Exercise description: Retype everything in the listing, leaving each line exactly as it is.

Source records:

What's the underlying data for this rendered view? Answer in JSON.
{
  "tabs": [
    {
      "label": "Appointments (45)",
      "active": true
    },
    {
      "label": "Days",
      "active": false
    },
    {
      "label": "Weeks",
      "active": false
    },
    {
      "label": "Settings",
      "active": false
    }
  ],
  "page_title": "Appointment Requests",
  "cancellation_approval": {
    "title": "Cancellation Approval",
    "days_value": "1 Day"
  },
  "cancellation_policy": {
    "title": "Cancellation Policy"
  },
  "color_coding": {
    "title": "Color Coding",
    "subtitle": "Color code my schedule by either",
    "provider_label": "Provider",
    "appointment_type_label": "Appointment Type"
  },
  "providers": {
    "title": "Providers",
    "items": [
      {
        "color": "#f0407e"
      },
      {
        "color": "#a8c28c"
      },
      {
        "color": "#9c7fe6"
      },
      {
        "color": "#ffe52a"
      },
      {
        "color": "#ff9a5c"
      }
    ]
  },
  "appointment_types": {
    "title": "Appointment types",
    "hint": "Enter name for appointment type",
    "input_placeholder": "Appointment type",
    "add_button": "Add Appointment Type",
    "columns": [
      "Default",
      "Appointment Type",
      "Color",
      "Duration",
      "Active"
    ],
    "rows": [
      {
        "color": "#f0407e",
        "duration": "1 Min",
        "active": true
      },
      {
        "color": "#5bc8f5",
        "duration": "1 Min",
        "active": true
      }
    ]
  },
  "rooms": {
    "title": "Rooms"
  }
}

In response:
What's the underlying data for this rendered view? Answer in JSON.
{
  "tabs": [
    {
      "label": "Appointments (45)",
      "active": true
    },
    {
      "label": "Days",
      "active": false
    },
    {
      "label": "Weeks",
      "active": false
    },
    {
      "label": "Settings",
      "active": false
    }
  ],
  "page_title": "Appointment Requests",
  "cancellation_approval": {
    "title": "Cancellation Approval",
    "days_value": "1 Day"
  },
  "cancellation_policy": {
    "title": "Cancellation Policy"
  },
  "color_coding": {
    "title": "Color Coding",
    "subtitle": "Color code my schedule by either",
    "provider_label": "Provider",
    "appointment_type_label": "Appointment Type"
  },
  "providers": {
    "title": "Providers",
    "items": [
      {
        "color": "#f0407e"
      },
      {
        "color": "#a8c28c"
      },
      {
        "color": "#9c7fe6"
      },
      {
        "color": "#ffe52a"
      },
      {
        "color": "#ff9a5c"
      }
    ]
  },
  "appointment_types": {
    "title": "Appointment types",
    "hint": "Enter name for appointment type",
    "input_placeholder": "Appointment type",
    "add_button": "Add Appointment Type",
    "columns": [
      "Default",
      "Appointment Type",
      "Color",
      "Duration",
      "Active"
    ],
    "rows": [
      {
        "color": "#f0407e",
        "duration": "1 Min",
        "active": true
      },
      {
        "color": "#5bc8f5",
        "duration": "1 Min",
        "active": true
      }
    ]
  },
  "rooms": {
    "title": "Rooms"
  }
}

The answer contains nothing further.